§ **GOAL OF THE EXERCISE**: Transcribe the material in full, exactly as written.

§ **MATERIAL TO PROCESS**:
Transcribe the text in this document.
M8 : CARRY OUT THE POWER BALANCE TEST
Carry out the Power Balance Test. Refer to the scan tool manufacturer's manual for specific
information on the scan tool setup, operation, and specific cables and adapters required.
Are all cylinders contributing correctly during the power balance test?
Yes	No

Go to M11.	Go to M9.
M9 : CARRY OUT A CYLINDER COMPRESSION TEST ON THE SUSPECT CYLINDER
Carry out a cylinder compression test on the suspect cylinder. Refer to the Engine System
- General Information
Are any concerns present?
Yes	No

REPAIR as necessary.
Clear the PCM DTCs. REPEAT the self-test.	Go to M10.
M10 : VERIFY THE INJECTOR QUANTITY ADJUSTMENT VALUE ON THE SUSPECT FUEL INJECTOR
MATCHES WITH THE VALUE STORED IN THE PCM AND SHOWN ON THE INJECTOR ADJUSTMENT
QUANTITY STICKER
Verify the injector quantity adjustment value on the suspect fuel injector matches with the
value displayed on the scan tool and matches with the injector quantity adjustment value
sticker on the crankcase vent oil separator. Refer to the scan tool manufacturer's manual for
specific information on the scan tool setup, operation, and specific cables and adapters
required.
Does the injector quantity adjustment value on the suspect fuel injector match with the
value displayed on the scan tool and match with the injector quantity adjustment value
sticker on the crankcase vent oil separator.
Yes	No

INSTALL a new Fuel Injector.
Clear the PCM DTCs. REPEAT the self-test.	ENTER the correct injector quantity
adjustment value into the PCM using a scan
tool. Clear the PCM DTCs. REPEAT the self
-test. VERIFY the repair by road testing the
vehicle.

§ **OUTPUT FOR THIS EXERCISE**:
Transcribe the text in this document.
M8 : CARRY OUT THE POWER BALANCE TEST
Carry out the Power Balance Test. Refer to the scan tool manufacturer's manual for specific
information on the scan tool setup, operation, and specific cables and adapters required.
Are all cylinders contributing correctly during the power balance test?
Yes	No

Go to M11.	Go to M9.
M9 : CARRY OUT A CYLINDER COMPRESSION TEST ON THE SUSPECT CYLINDER
Carry out a cylinder compression test on the suspect cylinder. Refer to the Engine System
- General Information
Are any concerns present?
Yes	No

REPAIR as necessary.
Clear the PCM DTCs. REPEAT the self-test.	Go to M10.
M10 : VERIFY THE INJECTOR QUANTITY ADJUSTMENT VALUE ON THE SUSPECT FUEL INJECTOR
MATCHES WITH THE VALUE STORED IN THE PCM AND SHOWN ON THE INJECTOR ADJUSTMENT
QUANTITY STICKER
Verify the injector quantity adjustment value on the suspect fuel injector matches with the
value displayed on the scan tool and matches with the injector quantity adjustment value
sticker on the crankcase vent oil separator. Refer to the scan tool manufacturer's manual for
specific information on the scan tool setup, operation, and specific cables and adapters
required.
Does the injector quantity adjustment value on the suspect fuel injector match with the
value displayed on the scan tool and match with the injector quantity adjustment value
sticker on the crankcase vent oil separator.
Yes	No

INSTALL a new Fuel Injector.
Clear the PCM DTCs. REPEAT the self-test.	ENTER the correct injector quantity
adjustment value into the PCM using a scan
tool. Clear the PCM DTCs. REPEAT the self
-test. VERIFY the repair by road testing the
vehicle.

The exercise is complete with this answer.